▸ TASK TO COMPLETE: Output exactly, and only, the stretch of lines beginning at the line with "Give me the" and ending at the last line of the listing below. Drop the pictures.

▸ EXERCISE INPUT:
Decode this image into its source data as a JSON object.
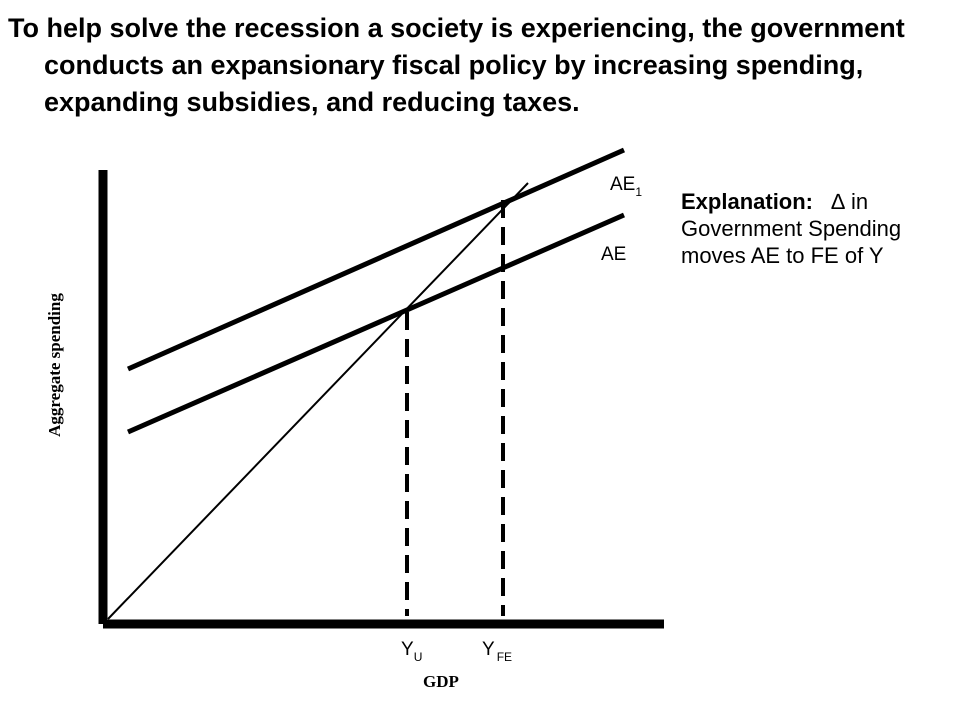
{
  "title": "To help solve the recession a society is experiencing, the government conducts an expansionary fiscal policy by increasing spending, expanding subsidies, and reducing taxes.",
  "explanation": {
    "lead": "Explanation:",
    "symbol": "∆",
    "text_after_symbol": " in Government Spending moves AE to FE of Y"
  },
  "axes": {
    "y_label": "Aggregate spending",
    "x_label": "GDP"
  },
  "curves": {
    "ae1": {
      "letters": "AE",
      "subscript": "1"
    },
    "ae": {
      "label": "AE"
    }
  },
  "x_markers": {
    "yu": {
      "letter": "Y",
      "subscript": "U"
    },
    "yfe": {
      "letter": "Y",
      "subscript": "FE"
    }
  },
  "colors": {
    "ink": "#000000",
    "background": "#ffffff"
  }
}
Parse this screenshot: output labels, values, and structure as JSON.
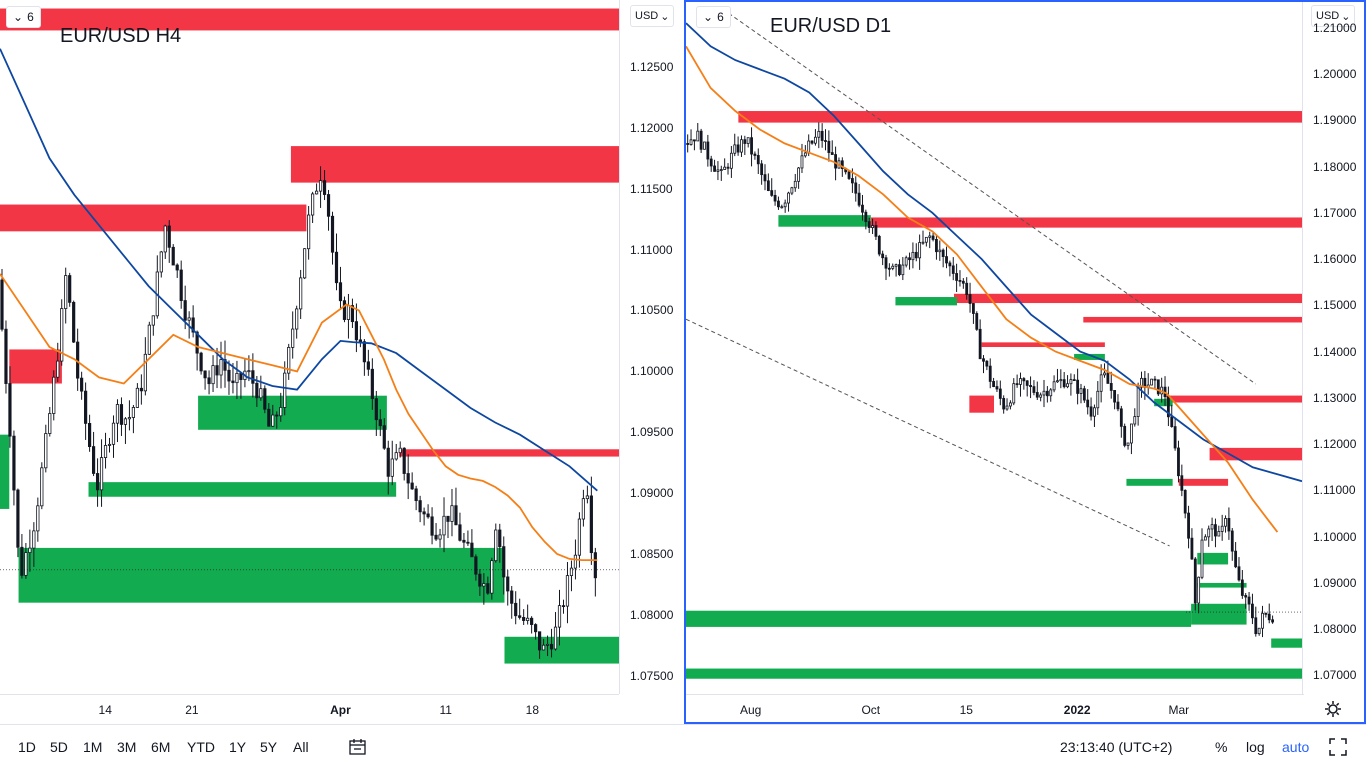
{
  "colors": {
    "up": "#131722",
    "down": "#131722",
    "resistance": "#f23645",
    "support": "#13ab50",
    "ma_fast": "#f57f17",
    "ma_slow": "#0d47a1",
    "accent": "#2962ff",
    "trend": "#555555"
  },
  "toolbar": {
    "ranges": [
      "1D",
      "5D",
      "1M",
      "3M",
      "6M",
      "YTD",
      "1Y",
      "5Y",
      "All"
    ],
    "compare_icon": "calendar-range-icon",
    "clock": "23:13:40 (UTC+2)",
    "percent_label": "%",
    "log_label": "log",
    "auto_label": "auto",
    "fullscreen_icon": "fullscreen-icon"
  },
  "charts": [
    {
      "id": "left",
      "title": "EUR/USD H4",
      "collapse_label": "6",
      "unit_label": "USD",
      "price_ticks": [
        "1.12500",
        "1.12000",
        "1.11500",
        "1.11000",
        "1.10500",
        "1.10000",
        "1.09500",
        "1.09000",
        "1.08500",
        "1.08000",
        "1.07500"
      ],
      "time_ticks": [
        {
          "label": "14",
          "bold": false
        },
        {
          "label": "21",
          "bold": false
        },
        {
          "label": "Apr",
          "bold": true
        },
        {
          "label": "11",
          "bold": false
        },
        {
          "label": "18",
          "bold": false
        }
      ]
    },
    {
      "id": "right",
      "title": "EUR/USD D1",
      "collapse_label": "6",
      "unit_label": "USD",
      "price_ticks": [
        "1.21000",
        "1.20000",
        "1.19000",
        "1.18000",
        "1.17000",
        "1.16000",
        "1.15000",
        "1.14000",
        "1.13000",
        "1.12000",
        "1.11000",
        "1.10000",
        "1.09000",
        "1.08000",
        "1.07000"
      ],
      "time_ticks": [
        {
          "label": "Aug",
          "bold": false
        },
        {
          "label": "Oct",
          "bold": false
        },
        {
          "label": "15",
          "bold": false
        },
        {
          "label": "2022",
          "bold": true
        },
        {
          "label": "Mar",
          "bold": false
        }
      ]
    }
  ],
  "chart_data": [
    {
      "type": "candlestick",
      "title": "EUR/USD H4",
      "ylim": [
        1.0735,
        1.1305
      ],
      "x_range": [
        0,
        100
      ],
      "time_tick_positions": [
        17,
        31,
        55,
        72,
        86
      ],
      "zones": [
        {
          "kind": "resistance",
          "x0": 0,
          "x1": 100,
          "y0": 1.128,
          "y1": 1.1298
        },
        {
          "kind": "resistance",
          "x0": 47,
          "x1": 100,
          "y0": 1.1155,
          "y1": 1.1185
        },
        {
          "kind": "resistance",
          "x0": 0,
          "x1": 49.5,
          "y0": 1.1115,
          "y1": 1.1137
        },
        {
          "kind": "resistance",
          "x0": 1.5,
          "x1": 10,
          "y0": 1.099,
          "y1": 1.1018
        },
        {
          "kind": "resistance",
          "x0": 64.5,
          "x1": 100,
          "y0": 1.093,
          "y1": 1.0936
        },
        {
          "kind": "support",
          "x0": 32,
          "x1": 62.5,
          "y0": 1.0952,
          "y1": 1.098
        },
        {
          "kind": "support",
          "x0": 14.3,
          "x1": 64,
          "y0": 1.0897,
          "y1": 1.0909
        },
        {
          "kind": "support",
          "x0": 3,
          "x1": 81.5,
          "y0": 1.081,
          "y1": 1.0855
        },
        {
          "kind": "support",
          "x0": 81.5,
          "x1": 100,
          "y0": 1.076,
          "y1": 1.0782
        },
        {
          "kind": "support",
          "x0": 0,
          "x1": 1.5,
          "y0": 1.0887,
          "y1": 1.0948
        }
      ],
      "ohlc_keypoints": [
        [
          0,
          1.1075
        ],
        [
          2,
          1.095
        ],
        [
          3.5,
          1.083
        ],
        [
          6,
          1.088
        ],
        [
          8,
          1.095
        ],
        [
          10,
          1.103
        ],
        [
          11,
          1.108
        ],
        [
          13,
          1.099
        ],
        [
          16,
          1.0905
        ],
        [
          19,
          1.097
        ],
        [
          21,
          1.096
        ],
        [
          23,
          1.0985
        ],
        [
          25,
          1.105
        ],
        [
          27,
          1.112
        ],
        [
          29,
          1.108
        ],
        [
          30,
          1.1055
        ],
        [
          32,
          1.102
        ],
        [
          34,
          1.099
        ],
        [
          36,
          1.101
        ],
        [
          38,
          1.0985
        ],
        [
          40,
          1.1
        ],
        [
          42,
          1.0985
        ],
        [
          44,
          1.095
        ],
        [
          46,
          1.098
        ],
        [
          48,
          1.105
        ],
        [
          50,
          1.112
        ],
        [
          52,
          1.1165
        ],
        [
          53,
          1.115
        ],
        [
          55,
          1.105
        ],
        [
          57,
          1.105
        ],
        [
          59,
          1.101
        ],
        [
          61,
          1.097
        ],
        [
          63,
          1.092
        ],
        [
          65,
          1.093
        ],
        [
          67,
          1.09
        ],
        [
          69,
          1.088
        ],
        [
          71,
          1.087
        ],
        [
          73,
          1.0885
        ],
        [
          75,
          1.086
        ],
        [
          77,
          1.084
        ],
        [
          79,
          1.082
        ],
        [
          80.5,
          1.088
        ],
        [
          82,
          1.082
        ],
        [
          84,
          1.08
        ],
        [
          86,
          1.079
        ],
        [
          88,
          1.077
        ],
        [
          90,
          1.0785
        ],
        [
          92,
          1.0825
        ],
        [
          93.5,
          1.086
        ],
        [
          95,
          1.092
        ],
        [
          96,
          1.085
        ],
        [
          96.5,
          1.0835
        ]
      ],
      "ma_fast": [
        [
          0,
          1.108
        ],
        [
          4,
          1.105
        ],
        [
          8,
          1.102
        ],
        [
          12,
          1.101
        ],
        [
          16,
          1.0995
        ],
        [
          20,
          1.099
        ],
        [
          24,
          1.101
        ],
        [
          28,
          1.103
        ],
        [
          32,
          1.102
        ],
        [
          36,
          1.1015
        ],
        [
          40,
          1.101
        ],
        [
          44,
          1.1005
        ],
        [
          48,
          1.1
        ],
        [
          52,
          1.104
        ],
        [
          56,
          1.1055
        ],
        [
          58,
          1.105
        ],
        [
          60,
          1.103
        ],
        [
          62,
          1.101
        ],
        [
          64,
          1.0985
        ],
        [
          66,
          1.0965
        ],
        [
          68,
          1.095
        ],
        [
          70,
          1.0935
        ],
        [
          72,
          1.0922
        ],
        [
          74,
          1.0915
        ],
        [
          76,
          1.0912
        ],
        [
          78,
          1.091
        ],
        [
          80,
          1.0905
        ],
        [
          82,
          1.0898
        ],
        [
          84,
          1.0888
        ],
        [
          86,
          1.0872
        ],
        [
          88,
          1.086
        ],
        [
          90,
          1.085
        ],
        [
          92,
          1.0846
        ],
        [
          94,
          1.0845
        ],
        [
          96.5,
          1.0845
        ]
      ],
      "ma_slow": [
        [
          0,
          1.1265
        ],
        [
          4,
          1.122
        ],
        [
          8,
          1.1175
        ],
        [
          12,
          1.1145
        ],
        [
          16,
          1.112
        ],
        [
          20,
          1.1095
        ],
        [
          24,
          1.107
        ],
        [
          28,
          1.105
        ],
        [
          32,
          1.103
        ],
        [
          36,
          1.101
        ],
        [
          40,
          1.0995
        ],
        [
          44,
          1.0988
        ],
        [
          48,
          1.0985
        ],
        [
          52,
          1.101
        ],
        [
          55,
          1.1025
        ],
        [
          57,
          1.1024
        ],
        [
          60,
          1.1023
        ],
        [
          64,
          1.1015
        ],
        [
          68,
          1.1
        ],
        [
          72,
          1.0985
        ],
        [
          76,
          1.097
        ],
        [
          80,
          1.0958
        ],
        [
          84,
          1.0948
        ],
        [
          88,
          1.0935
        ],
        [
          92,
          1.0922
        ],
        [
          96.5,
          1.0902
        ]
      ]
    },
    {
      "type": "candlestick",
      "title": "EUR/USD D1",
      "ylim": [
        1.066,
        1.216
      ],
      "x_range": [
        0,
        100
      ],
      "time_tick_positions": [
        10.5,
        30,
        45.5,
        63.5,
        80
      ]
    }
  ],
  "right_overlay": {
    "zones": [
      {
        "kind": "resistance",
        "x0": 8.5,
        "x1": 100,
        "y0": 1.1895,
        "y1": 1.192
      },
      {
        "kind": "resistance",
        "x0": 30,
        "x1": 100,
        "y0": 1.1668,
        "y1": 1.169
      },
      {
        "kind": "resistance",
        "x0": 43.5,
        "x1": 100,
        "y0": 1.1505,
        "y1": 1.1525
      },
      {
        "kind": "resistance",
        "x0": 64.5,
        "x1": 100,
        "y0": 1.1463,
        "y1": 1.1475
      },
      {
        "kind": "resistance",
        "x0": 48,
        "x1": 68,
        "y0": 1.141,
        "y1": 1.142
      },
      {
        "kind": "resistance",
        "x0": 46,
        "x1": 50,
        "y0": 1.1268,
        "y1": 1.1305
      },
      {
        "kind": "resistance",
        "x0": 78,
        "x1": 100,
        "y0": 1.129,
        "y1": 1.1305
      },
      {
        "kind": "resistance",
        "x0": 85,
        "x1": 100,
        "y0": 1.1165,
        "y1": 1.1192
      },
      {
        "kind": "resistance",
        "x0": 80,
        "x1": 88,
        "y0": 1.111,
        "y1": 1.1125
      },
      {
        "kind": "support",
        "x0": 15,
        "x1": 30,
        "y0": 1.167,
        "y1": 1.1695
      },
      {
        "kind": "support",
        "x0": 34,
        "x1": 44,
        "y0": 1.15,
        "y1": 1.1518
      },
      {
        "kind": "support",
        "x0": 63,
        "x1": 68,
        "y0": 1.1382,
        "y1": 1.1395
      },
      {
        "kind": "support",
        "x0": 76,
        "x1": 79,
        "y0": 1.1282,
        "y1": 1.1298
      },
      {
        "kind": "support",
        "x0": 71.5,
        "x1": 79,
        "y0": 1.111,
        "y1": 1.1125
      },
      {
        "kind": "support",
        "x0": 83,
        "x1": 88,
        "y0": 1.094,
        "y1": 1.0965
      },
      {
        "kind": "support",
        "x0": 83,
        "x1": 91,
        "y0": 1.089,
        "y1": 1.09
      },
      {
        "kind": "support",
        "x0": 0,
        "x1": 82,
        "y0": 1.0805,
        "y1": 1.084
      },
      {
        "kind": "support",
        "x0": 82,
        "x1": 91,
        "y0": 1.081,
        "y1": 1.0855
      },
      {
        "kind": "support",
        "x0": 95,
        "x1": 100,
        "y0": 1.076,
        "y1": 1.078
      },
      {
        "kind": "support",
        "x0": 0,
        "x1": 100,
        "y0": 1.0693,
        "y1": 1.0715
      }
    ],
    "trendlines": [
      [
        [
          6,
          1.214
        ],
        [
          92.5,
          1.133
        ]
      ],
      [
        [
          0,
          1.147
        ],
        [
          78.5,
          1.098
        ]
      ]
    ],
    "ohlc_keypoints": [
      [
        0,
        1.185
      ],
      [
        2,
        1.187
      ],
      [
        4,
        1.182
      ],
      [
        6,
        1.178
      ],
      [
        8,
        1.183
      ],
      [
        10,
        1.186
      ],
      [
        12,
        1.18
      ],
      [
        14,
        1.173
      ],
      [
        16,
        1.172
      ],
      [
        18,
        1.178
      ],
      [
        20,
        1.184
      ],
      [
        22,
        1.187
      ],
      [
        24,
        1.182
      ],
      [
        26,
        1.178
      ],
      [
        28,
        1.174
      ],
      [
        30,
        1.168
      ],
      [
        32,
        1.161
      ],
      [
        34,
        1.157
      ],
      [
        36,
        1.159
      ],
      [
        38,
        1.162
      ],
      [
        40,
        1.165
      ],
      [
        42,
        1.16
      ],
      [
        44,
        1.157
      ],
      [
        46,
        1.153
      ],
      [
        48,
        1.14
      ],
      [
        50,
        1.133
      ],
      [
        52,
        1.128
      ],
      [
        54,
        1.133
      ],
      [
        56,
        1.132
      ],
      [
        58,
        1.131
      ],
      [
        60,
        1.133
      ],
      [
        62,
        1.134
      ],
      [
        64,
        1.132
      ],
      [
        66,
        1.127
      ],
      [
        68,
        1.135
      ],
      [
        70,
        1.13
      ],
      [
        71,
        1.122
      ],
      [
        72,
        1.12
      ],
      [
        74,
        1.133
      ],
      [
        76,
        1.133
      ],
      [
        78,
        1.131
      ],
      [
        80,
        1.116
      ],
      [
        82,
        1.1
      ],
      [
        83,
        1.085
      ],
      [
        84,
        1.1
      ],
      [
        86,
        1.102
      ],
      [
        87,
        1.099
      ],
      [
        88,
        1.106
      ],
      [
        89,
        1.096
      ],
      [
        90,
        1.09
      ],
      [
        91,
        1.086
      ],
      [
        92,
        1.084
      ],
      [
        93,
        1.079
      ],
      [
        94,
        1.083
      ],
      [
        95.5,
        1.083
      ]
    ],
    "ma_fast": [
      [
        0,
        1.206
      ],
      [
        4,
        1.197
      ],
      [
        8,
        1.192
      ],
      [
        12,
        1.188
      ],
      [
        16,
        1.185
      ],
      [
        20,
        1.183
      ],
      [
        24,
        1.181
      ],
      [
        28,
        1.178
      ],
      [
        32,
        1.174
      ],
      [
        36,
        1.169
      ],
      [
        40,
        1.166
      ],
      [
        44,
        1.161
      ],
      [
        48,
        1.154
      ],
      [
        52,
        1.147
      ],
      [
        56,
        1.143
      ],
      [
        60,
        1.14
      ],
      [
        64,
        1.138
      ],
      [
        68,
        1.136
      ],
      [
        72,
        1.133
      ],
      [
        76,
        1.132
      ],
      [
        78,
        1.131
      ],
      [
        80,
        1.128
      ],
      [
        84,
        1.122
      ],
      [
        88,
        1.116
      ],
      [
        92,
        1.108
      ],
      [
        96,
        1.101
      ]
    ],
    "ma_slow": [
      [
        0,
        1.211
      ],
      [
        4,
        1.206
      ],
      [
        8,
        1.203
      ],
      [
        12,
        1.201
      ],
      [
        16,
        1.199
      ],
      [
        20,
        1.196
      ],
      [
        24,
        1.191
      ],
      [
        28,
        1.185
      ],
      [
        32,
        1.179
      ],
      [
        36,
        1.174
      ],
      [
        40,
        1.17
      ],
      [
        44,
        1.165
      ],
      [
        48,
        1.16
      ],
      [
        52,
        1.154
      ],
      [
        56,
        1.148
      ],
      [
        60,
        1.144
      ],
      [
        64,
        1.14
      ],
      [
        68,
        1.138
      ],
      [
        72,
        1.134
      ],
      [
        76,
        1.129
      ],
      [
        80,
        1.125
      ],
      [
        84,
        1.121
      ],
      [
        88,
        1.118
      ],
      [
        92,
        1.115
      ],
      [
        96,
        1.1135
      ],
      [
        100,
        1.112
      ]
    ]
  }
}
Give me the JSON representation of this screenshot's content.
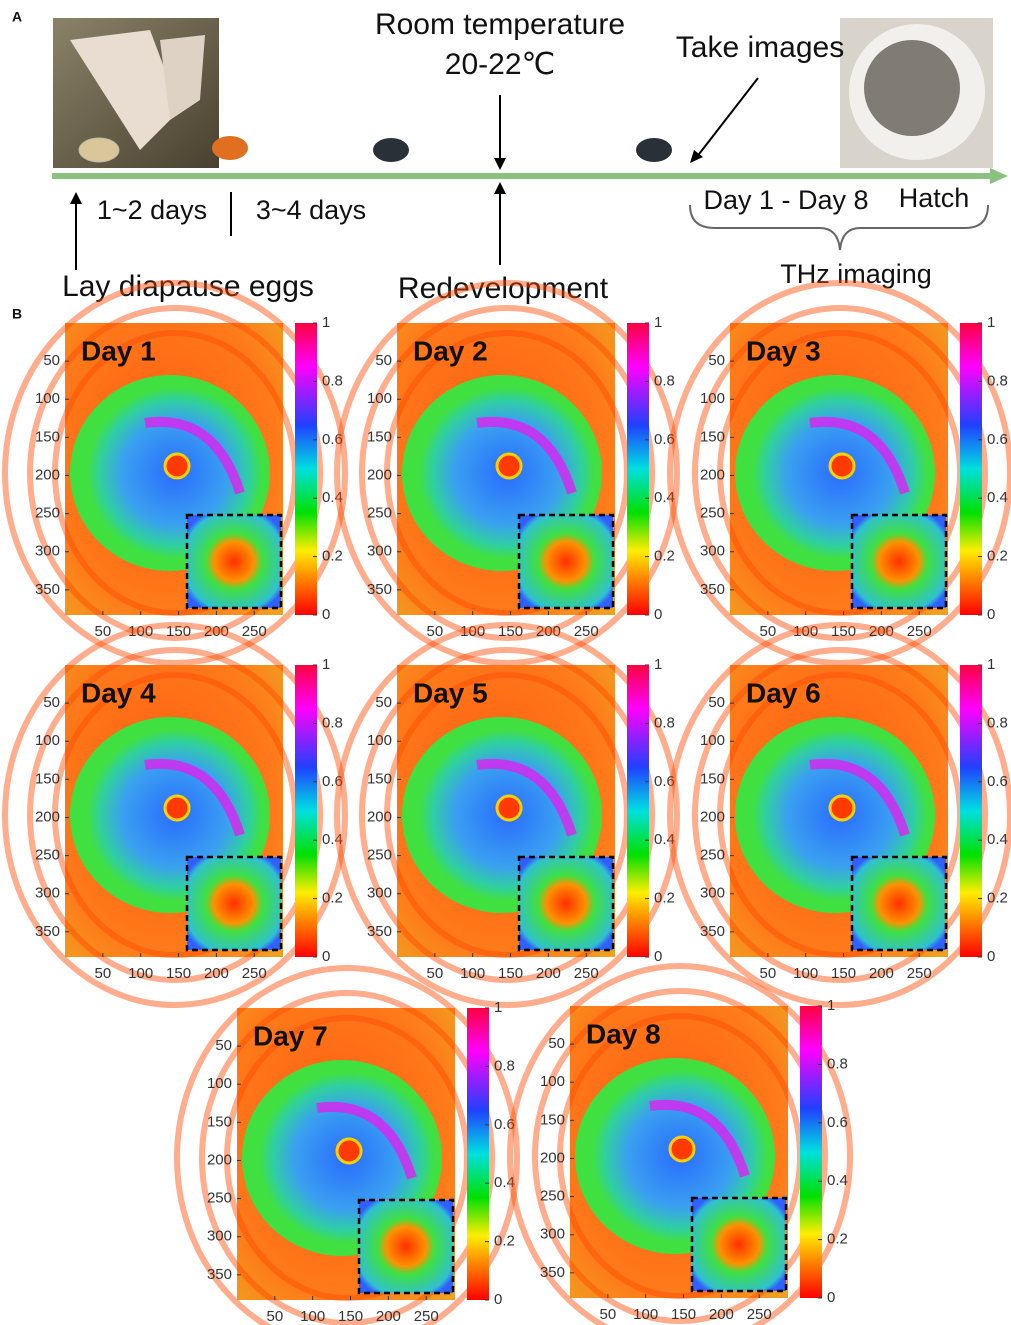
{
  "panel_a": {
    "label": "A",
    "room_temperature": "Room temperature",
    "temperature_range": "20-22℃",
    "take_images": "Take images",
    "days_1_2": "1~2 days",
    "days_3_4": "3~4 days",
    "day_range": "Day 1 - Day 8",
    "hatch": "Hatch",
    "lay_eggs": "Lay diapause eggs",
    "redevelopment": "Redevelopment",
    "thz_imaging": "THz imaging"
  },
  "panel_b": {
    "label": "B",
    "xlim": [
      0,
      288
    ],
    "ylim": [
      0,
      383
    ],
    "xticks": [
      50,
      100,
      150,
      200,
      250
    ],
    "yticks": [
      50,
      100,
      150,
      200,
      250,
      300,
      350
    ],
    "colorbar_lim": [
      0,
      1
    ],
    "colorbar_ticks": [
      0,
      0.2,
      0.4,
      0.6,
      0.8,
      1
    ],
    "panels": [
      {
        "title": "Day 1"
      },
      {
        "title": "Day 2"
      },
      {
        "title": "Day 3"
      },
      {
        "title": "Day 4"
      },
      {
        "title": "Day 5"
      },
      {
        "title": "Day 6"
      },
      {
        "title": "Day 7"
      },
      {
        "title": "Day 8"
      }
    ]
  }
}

▸ RESPONSE:
Give me the JSON representation of this screenshot's content.
{
  "panel_a": {
    "label": "A",
    "room_temperature": "Room temperature",
    "temperature_range": "20-22℃",
    "take_images": "Take images",
    "days_1_2": "1~2 days",
    "days_3_4": "3~4 days",
    "day_range": "Day 1 - Day 8",
    "hatch": "Hatch",
    "lay_eggs": "Lay diapause eggs",
    "redevelopment": "Redevelopment",
    "thz_imaging": "THz imaging"
  },
  "panel_b": {
    "label": "B",
    "xlim": [
      0,
      288
    ],
    "ylim": [
      0,
      383
    ],
    "xticks": [
      50,
      100,
      150,
      200,
      250
    ],
    "yticks": [
      50,
      100,
      150,
      200,
      250,
      300,
      350
    ],
    "colorbar_lim": [
      0,
      1
    ],
    "colorbar_ticks": [
      0,
      0.2,
      0.4,
      0.6,
      0.8,
      1
    ],
    "panels": [
      {
        "title": "Day 1"
      },
      {
        "title": "Day 2"
      },
      {
        "title": "Day 3"
      },
      {
        "title": "Day 4"
      },
      {
        "title": "Day 5"
      },
      {
        "title": "Day 6"
      },
      {
        "title": "Day 7"
      },
      {
        "title": "Day 8"
      }
    ]
  }
}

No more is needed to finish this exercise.